Excerpt from a dataset

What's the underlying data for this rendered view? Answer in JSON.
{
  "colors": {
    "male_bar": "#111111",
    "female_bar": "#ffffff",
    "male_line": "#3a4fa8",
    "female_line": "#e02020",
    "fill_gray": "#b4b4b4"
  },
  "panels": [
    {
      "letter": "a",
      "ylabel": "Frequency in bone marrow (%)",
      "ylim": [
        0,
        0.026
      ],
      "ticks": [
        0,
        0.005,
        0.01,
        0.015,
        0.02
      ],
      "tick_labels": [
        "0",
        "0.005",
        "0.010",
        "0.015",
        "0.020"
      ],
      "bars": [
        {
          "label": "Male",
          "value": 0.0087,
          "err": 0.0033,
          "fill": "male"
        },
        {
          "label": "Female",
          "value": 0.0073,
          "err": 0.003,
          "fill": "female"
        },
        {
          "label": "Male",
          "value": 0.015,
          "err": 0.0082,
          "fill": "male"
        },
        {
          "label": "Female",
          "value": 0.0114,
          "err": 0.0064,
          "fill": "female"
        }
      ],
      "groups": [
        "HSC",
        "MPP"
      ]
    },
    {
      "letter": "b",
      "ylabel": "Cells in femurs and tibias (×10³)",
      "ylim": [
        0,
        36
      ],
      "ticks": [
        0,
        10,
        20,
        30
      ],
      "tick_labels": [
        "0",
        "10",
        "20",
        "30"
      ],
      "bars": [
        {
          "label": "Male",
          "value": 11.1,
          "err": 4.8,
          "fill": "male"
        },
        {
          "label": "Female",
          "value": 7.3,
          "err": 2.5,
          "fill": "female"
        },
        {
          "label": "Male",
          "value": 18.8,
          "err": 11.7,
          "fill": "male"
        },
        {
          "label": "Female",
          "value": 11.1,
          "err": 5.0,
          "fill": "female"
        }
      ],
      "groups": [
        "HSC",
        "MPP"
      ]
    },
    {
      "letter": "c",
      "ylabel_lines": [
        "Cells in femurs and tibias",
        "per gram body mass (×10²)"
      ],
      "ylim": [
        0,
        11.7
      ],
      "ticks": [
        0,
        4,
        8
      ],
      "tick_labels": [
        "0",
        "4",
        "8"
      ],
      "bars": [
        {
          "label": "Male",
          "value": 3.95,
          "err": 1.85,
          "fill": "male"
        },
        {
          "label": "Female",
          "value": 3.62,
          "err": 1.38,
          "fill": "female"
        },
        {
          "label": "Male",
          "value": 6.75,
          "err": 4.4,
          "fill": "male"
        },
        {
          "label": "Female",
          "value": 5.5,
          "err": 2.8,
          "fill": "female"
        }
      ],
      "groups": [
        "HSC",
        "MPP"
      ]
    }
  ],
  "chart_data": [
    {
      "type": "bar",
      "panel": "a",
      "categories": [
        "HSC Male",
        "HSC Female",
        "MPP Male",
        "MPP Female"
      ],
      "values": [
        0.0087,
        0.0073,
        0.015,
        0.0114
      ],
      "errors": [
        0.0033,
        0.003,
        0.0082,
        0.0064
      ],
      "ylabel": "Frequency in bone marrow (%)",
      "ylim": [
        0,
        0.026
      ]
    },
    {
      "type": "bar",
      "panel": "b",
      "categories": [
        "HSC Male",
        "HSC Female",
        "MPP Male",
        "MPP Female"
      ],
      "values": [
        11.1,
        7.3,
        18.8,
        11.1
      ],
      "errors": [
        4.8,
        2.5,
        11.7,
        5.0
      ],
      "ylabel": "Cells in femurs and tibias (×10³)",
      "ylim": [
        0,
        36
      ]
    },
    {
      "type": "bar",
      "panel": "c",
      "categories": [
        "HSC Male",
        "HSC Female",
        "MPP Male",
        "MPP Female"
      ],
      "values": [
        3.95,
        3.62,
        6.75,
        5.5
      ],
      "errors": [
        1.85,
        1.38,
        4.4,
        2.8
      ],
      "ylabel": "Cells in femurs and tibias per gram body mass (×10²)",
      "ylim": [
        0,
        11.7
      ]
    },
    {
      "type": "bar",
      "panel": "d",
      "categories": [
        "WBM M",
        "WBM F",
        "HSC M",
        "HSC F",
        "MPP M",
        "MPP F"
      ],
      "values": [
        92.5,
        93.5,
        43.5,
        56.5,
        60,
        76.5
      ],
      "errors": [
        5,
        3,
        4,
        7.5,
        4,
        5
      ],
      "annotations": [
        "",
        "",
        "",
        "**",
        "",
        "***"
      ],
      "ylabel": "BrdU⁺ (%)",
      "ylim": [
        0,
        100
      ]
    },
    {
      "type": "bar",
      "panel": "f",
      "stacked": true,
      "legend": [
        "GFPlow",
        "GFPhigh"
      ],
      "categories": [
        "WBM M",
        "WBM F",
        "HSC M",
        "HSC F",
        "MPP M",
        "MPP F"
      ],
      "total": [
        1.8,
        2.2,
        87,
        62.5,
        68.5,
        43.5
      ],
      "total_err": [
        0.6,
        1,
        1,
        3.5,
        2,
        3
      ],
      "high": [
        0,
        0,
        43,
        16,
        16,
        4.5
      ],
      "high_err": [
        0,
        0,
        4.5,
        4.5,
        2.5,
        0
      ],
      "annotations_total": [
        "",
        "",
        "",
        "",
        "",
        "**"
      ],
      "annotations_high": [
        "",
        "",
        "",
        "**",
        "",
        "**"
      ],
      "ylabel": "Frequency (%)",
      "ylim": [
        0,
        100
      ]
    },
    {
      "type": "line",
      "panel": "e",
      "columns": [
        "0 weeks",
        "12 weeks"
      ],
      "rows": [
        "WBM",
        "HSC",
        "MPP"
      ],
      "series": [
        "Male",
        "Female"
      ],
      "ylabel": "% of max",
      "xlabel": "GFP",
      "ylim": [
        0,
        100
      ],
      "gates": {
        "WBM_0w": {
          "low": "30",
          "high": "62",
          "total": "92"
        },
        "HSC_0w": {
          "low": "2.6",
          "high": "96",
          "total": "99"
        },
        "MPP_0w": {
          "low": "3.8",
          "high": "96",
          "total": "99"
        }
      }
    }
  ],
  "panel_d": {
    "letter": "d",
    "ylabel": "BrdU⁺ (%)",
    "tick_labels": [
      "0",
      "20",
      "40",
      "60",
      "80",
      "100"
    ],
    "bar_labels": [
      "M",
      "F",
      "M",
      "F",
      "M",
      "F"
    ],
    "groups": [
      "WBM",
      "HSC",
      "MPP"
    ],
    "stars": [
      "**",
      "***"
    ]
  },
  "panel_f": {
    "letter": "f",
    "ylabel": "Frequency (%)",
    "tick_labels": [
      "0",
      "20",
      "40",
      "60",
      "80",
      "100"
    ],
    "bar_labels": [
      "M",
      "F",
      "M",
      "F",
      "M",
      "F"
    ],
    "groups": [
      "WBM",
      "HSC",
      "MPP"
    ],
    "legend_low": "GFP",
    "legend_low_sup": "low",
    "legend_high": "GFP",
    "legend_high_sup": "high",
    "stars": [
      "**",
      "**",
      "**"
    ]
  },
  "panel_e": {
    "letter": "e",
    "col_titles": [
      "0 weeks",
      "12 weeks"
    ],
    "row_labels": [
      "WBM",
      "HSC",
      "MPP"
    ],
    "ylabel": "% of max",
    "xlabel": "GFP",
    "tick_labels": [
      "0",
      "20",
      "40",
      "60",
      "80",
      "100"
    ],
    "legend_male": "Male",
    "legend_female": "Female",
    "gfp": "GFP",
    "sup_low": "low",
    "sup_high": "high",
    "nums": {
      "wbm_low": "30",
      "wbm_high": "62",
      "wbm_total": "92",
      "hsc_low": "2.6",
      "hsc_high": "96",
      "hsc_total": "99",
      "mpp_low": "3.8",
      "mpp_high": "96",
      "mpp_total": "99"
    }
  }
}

> _WHAT IS NEEDED_
Filter the records above for "Cells" and copy every matching line.

> _OUTPUT FOR THIS EXERCISE_
      "ylabel": "Cells in femurs and tibias (×10³)",
        "Cells in femurs and tibias",
      "ylabel": "Cells in femurs and tibias (×10³)",
      "ylabel": "Cells in femurs and tibias per gram body mass (×10²)",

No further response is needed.